**Dataset rows about figures**

++++++++

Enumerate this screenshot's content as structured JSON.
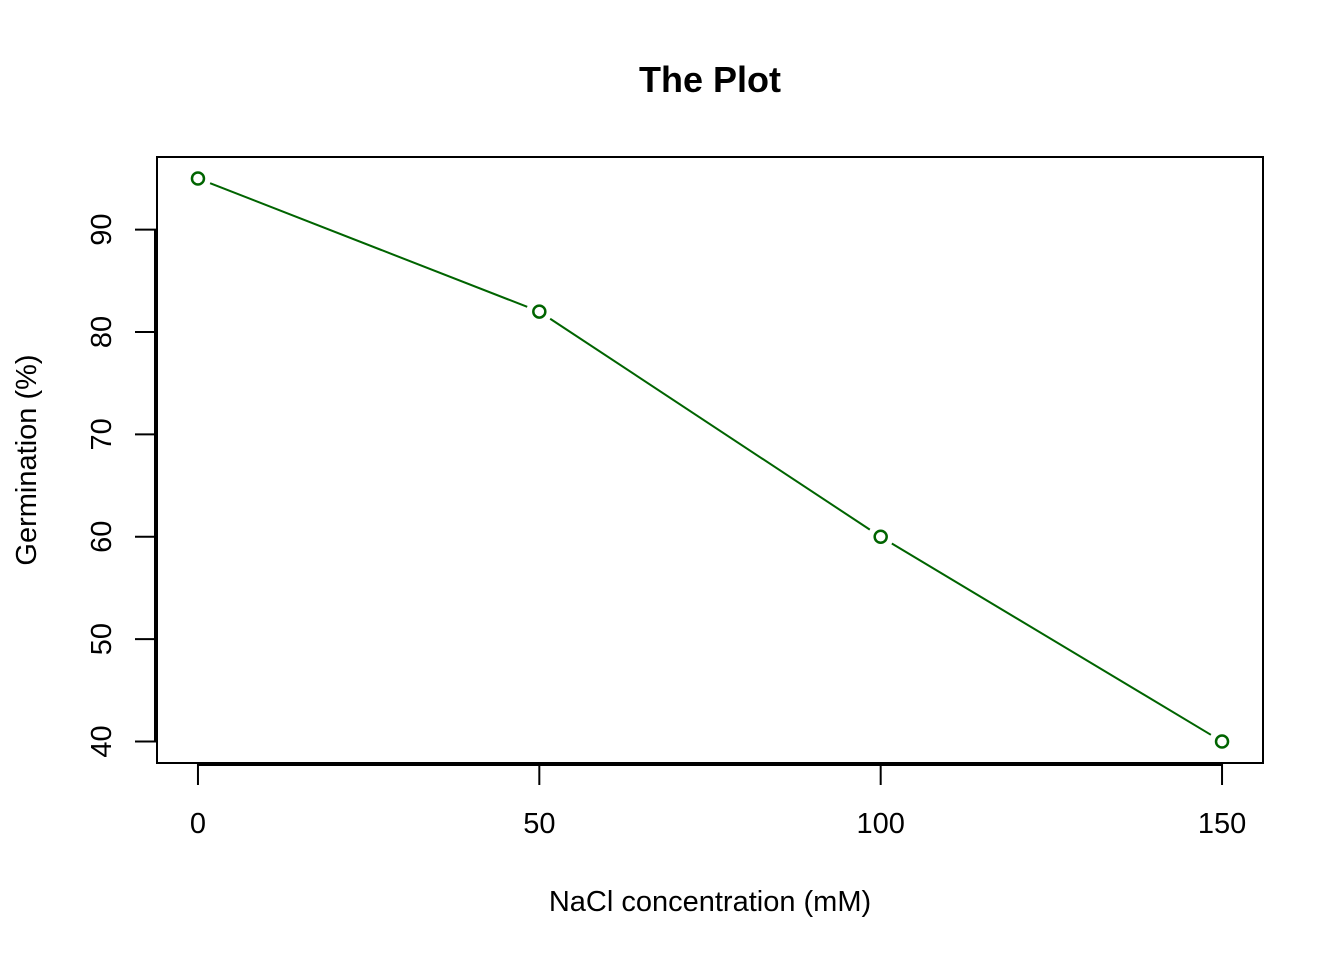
{
  "chart_data": {
    "type": "line",
    "title": "The Plot",
    "xlabel": "NaCl concentration (mM)",
    "ylabel": "Germination (%)",
    "x": [
      0,
      50,
      100,
      150
    ],
    "xticks": [
      "0",
      "50",
      "100",
      "150"
    ],
    "yticks": [
      "40",
      "50",
      "60",
      "70",
      "80",
      "90"
    ],
    "xlim": [
      -6,
      156
    ],
    "ylim": [
      37.9,
      97.1
    ],
    "grid": false,
    "series": [
      {
        "values": [
          95,
          82,
          60,
          40
        ],
        "color": "#006400",
        "marker": "open-circle",
        "line_style": "solid"
      }
    ]
  }
}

++++++++

**STATED PROBLEM**
Copy every line of the data word for word, omitting the images.

**THE REPLY**
Enumerate this screenshot's content as structured JSON.
{
  "chart_data": {
    "type": "line",
    "title": "The Plot",
    "xlabel": "NaCl concentration (mM)",
    "ylabel": "Germination (%)",
    "x": [
      0,
      50,
      100,
      150
    ],
    "xticks": [
      "0",
      "50",
      "100",
      "150"
    ],
    "yticks": [
      "40",
      "50",
      "60",
      "70",
      "80",
      "90"
    ],
    "xlim": [
      -6,
      156
    ],
    "ylim": [
      37.9,
      97.1
    ],
    "grid": false,
    "series": [
      {
        "values": [
          95,
          82,
          60,
          40
        ],
        "color": "#006400",
        "marker": "open-circle",
        "line_style": "solid"
      }
    ]
  }
}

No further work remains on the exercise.